**Your goal:** Rewrite the lines below, changing every "Distance" to "Hop Count" and leaving everything else untouched.

**Records provided:**
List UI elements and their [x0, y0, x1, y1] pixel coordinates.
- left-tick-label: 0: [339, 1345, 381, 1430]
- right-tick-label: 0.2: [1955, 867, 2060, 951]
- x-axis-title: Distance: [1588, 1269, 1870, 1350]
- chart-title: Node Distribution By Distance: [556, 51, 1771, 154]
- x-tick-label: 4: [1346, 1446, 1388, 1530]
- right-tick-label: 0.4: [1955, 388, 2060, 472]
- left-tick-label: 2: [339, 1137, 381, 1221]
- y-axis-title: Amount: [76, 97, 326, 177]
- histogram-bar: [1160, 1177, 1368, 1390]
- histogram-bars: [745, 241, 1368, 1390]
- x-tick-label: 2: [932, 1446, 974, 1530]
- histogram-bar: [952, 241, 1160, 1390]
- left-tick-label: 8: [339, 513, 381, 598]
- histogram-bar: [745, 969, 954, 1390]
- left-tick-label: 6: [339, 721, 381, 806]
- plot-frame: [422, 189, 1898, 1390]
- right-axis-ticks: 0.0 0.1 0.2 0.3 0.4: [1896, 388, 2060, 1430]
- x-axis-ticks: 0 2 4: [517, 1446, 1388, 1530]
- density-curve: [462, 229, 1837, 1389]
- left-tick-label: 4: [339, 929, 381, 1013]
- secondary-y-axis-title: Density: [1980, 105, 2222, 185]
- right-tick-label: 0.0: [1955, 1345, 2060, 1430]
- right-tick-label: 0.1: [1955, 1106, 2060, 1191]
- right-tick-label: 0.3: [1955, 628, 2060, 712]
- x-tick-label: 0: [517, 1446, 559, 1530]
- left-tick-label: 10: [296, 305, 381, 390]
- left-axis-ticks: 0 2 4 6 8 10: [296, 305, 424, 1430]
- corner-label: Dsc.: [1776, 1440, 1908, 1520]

**Solution to the problem:**
List UI elements and their [x0, y0, x1, y1] pixel coordinates.
- left-tick-label: 0: [339, 1345, 381, 1430]
- right-tick-label: 0.2: [1955, 867, 2060, 951]
- x-axis-title: Hop Count: [1588, 1269, 1870, 1350]
- chart-title: Node Distribution By Hop Count: [556, 51, 1771, 154]
- x-tick-label: 4: [1346, 1446, 1388, 1530]
- right-tick-label: 0.4: [1955, 388, 2060, 472]
- left-tick-label: 2: [339, 1137, 381, 1221]
- y-axis-title: Amount: [76, 97, 326, 177]
- histogram-bar: [1160, 1177, 1368, 1390]
- histogram-bars: [745, 241, 1368, 1390]
- x-tick-label: 2: [932, 1446, 974, 1530]
- histogram-bar: [952, 241, 1160, 1390]
- left-tick-label: 8: [339, 513, 381, 598]
- histogram-bar: [745, 969, 954, 1390]
- left-tick-label: 6: [339, 721, 381, 806]
- plot-frame: [422, 189, 1898, 1390]
- right-axis-ticks: 0.0 0.1 0.2 0.3 0.4: [1896, 388, 2060, 1430]
- x-axis-ticks: 0 2 4: [517, 1446, 1388, 1530]
- density-curve: [462, 229, 1837, 1389]
- left-tick-label: 4: [339, 929, 381, 1013]
- secondary-y-axis-title: Density: [1980, 105, 2222, 185]
- right-tick-label: 0.0: [1955, 1345, 2060, 1430]
- right-tick-label: 0.1: [1955, 1106, 2060, 1191]
- right-tick-label: 0.3: [1955, 628, 2060, 712]
- x-tick-label: 0: [517, 1446, 559, 1530]
- left-tick-label: 10: [296, 305, 381, 390]
- left-axis-ticks: 0 2 4 6 8 10: [296, 305, 424, 1430]
- corner-label: Dsc.: [1776, 1440, 1908, 1520]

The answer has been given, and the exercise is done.